◆ DATA PROVIDED
** Begin **

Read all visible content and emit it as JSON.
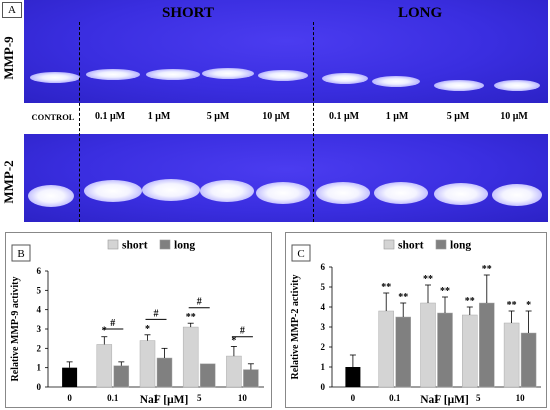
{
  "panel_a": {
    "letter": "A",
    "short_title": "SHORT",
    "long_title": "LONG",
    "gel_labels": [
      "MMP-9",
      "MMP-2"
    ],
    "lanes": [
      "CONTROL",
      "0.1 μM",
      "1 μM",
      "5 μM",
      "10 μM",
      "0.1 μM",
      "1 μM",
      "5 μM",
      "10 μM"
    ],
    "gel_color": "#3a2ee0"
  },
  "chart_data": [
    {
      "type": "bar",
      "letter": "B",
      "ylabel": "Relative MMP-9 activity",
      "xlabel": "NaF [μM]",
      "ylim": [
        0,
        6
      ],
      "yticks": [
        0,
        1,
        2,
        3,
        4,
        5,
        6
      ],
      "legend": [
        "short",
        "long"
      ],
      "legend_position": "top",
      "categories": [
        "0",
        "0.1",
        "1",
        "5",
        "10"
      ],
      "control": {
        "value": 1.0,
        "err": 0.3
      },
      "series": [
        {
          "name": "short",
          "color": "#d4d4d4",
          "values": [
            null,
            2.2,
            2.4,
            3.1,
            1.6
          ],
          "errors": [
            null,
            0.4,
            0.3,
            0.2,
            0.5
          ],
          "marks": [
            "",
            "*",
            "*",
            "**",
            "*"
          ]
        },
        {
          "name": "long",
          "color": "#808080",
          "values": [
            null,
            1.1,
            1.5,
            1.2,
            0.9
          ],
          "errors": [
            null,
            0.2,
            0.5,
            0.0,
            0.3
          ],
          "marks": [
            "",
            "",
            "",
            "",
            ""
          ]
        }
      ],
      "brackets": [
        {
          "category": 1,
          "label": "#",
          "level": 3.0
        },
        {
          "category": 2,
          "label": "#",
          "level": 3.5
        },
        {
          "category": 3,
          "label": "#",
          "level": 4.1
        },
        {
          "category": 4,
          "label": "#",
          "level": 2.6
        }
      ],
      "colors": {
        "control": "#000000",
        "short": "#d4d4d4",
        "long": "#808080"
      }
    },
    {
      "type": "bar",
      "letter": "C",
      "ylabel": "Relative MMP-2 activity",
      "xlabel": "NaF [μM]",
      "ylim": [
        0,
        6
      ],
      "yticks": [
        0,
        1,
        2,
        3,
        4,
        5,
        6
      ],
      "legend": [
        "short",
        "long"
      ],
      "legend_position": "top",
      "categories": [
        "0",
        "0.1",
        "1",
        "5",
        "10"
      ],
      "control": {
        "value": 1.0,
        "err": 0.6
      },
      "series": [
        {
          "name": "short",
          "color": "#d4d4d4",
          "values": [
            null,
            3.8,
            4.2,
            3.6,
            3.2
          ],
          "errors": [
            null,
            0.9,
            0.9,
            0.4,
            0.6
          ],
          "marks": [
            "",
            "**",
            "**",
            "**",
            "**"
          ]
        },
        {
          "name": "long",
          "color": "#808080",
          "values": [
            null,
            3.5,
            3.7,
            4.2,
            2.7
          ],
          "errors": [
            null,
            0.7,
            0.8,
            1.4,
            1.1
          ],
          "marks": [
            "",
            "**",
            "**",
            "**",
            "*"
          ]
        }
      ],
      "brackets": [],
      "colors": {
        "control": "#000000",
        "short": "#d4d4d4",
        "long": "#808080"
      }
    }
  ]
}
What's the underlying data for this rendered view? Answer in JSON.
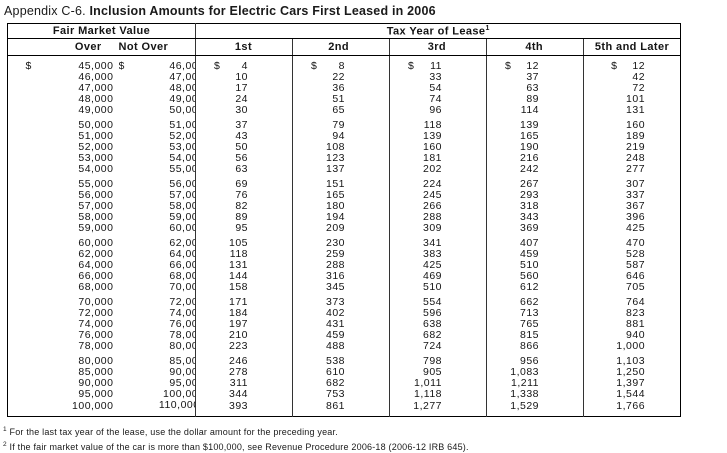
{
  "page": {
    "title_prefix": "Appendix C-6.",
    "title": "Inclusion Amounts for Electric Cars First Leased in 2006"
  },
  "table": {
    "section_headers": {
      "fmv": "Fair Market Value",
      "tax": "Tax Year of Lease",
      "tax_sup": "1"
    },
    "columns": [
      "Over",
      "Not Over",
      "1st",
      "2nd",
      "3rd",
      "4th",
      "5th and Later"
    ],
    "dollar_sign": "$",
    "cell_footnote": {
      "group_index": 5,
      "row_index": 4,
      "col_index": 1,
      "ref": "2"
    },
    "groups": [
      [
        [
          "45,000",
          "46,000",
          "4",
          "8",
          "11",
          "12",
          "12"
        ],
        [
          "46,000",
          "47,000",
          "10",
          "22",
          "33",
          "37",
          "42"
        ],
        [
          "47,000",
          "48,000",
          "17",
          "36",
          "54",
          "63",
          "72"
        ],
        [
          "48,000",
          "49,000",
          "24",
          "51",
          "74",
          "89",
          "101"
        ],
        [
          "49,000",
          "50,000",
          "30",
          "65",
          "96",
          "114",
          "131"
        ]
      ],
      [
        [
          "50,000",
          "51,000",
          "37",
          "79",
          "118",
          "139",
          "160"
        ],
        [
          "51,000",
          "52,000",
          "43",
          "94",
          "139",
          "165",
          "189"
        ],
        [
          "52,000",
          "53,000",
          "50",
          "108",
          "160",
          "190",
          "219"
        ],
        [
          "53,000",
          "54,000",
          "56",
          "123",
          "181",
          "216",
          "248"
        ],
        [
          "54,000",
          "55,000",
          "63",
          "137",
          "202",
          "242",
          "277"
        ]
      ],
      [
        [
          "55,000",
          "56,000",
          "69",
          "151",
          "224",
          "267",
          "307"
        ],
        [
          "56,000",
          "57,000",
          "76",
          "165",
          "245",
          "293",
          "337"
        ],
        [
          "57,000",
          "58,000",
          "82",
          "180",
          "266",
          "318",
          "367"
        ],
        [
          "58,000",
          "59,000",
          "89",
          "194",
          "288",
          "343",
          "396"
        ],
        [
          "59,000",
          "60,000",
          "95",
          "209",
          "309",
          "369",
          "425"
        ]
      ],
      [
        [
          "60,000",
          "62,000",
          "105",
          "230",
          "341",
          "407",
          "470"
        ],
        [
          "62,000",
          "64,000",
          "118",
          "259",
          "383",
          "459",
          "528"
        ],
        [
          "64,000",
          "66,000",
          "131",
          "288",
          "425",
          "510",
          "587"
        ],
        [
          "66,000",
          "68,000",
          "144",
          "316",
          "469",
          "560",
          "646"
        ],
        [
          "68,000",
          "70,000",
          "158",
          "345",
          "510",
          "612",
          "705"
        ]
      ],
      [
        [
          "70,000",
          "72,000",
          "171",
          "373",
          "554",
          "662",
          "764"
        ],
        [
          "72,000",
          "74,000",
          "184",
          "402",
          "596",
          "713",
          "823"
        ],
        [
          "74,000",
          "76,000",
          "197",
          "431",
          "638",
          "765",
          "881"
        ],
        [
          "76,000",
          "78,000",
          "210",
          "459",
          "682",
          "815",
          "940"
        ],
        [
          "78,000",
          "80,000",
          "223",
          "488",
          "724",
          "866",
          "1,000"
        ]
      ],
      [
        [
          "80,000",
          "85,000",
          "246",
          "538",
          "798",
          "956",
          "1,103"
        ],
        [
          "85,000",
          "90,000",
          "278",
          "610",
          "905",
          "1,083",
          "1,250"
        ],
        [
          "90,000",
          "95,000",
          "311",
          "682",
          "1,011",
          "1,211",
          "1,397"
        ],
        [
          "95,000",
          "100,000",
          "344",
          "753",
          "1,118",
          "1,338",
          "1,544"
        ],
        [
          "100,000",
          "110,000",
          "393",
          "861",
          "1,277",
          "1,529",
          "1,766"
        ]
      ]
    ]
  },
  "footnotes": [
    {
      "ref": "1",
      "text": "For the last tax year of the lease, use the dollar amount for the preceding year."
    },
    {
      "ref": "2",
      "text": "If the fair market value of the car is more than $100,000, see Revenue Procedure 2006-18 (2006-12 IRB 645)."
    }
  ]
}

** End **

◆ WORK TO BE COMPLETED
Can you repeat every record above exactly, apart from the pictures?

◆ RESPONSE
Read all visible content and emit it as JSON.
{
  "panel_a": {
    "letter": "A",
    "short_title": "SHORT",
    "long_title": "LONG",
    "gel_labels": [
      "MMP-9",
      "MMP-2"
    ],
    "lanes": [
      "CONTROL",
      "0.1 μM",
      "1 μM",
      "5 μM",
      "10 μM",
      "0.1 μM",
      "1 μM",
      "5 μM",
      "10 μM"
    ],
    "gel_color": "#3a2ee0"
  },
  "chart_data": [
    {
      "type": "bar",
      "letter": "B",
      "ylabel": "Relative MMP-9 activity",
      "xlabel": "NaF [μM]",
      "ylim": [
        0,
        6
      ],
      "yticks": [
        0,
        1,
        2,
        3,
        4,
        5,
        6
      ],
      "legend": [
        "short",
        "long"
      ],
      "legend_position": "top",
      "categories": [
        "0",
        "0.1",
        "1",
        "5",
        "10"
      ],
      "control": {
        "value": 1.0,
        "err": 0.3
      },
      "series": [
        {
          "name": "short",
          "color": "#d4d4d4",
          "values": [
            null,
            2.2,
            2.4,
            3.1,
            1.6
          ],
          "errors": [
            null,
            0.4,
            0.3,
            0.2,
            0.5
          ],
          "marks": [
            "",
            "*",
            "*",
            "**",
            "*"
          ]
        },
        {
          "name": "long",
          "color": "#808080",
          "values": [
            null,
            1.1,
            1.5,
            1.2,
            0.9
          ],
          "errors": [
            null,
            0.2,
            0.5,
            0.0,
            0.3
          ],
          "marks": [
            "",
            "",
            "",
            "",
            ""
          ]
        }
      ],
      "brackets": [
        {
          "category": 1,
          "label": "#",
          "level": 3.0
        },
        {
          "category": 2,
          "label": "#",
          "level": 3.5
        },
        {
          "category": 3,
          "label": "#",
          "level": 4.1
        },
        {
          "category": 4,
          "label": "#",
          "level": 2.6
        }
      ],
      "colors": {
        "control": "#000000",
        "short": "#d4d4d4",
        "long": "#808080"
      }
    },
    {
      "type": "bar",
      "letter": "C",
      "ylabel": "Relative MMP-2 activity",
      "xlabel": "NaF [μM]",
      "ylim": [
        0,
        6
      ],
      "yticks": [
        0,
        1,
        2,
        3,
        4,
        5,
        6
      ],
      "legend": [
        "short",
        "long"
      ],
      "legend_position": "top",
      "categories": [
        "0",
        "0.1",
        "1",
        "5",
        "10"
      ],
      "control": {
        "value": 1.0,
        "err": 0.6
      },
      "series": [
        {
          "name": "short",
          "color": "#d4d4d4",
          "values": [
            null,
            3.8,
            4.2,
            3.6,
            3.2
          ],
          "errors": [
            null,
            0.9,
            0.9,
            0.4,
            0.6
          ],
          "marks": [
            "",
            "**",
            "**",
            "**",
            "**"
          ]
        },
        {
          "name": "long",
          "color": "#808080",
          "values": [
            null,
            3.5,
            3.7,
            4.2,
            2.7
          ],
          "errors": [
            null,
            0.7,
            0.8,
            1.4,
            1.1
          ],
          "marks": [
            "",
            "**",
            "**",
            "**",
            "*"
          ]
        }
      ],
      "brackets": [],
      "colors": {
        "control": "#000000",
        "short": "#d4d4d4",
        "long": "#808080"
      }
    }
  ]
}
What's the underlying data for this rendered view? Answer in JSON.
{
  "page": {
    "title_prefix": "Appendix C-6.",
    "title": "Inclusion Amounts for Electric Cars First Leased in 2006"
  },
  "table": {
    "section_headers": {
      "fmv": "Fair Market Value",
      "tax": "Tax Year of Lease",
      "tax_sup": "1"
    },
    "columns": [
      "Over",
      "Not Over",
      "1st",
      "2nd",
      "3rd",
      "4th",
      "5th and Later"
    ],
    "dollar_sign": "$",
    "cell_footnote": {
      "group_index": 5,
      "row_index": 4,
      "col_index": 1,
      "ref": "2"
    },
    "groups": [
      [
        [
          "45,000",
          "46,000",
          "4",
          "8",
          "11",
          "12",
          "12"
        ],
        [
          "46,000",
          "47,000",
          "10",
          "22",
          "33",
          "37",
          "42"
        ],
        [
          "47,000",
          "48,000",
          "17",
          "36",
          "54",
          "63",
          "72"
        ],
        [
          "48,000",
          "49,000",
          "24",
          "51",
          "74",
          "89",
          "101"
        ],
        [
          "49,000",
          "50,000",
          "30",
          "65",
          "96",
          "114",
          "131"
        ]
      ],
      [
        [
          "50,000",
          "51,000",
          "37",
          "79",
          "118",
          "139",
          "160"
        ],
        [
          "51,000",
          "52,000",
          "43",
          "94",
          "139",
          "165",
          "189"
        ],
        [
          "52,000",
          "53,000",
          "50",
          "108",
          "160",
          "190",
          "219"
        ],
        [
          "53,000",
          "54,000",
          "56",
          "123",
          "181",
          "216",
          "248"
        ],
        [
          "54,000",
          "55,000",
          "63",
          "137",
          "202",
          "242",
          "277"
        ]
      ],
      [
        [
          "55,000",
          "56,000",
          "69",
          "151",
          "224",
          "267",
          "307"
        ],
        [
          "56,000",
          "57,000",
          "76",
          "165",
          "245",
          "293",
          "337"
        ],
        [
          "57,000",
          "58,000",
          "82",
          "180",
          "266",
          "318",
          "367"
        ],
        [
          "58,000",
          "59,000",
          "89",
          "194",
          "288",
          "343",
          "396"
        ],
        [
          "59,000",
          "60,000",
          "95",
          "209",
          "309",
          "369",
          "425"
        ]
      ],
      [
        [
          "60,000",
          "62,000",
          "105",
          "230",
          "341",
          "407",
          "470"
        ],
        [
          "62,000",
          "64,000",
          "118",
          "259",
          "383",
          "459",
          "528"
        ],
        [
          "64,000",
          "66,000",
          "131",
          "288",
          "425",
          "510",
          "587"
        ],
        [
          "66,000",
          "68,000",
          "144",
          "316",
          "469",
          "560",
          "646"
        ],
        [
          "68,000",
          "70,000",
          "158",
          "345",
          "510",
          "612",
          "705"
        ]
      ],
      [
        [
          "70,000",
          "72,000",
          "171",
          "373",
          "554",
          "662",
          "764"
        ],
        [
          "72,000",
          "74,000",
          "184",
          "402",
          "596",
          "713",
          "823"
        ],
        [
          "74,000",
          "76,000",
          "197",
          "431",
          "638",
          "765",
          "881"
        ],
        [
          "76,000",
          "78,000",
          "210",
          "459",
          "682",
          "815",
          "940"
        ],
        [
          "78,000",
          "80,000",
          "223",
          "488",
          "724",
          "866",
          "1,000"
        ]
      ],
      [
        [
          "80,000",
          "85,000",
          "246",
          "538",
          "798",
          "956",
          "1,103"
        ],
        [
          "85,000",
          "90,000",
          "278",
          "610",
          "905",
          "1,083",
          "1,250"
        ],
        [
          "90,000",
          "95,000",
          "311",
          "682",
          "1,011",
          "1,211",
          "1,397"
        ],
        [
          "95,000",
          "100,000",
          "344",
          "753",
          "1,118",
          "1,338",
          "1,544"
        ],
        [
          "100,000",
          "110,000",
          "393",
          "861",
          "1,277",
          "1,529",
          "1,766"
        ]
      ]
    ]
  },
  "footnotes": [
    {
      "ref": "1",
      "text": "For the last tax year of the lease, use the dollar amount for the preceding year."
    },
    {
      "ref": "2",
      "text": "If the fair market value of the car is more than $100,000, see Revenue Procedure 2006-18 (2006-12 IRB 645)."
    }
  ]
}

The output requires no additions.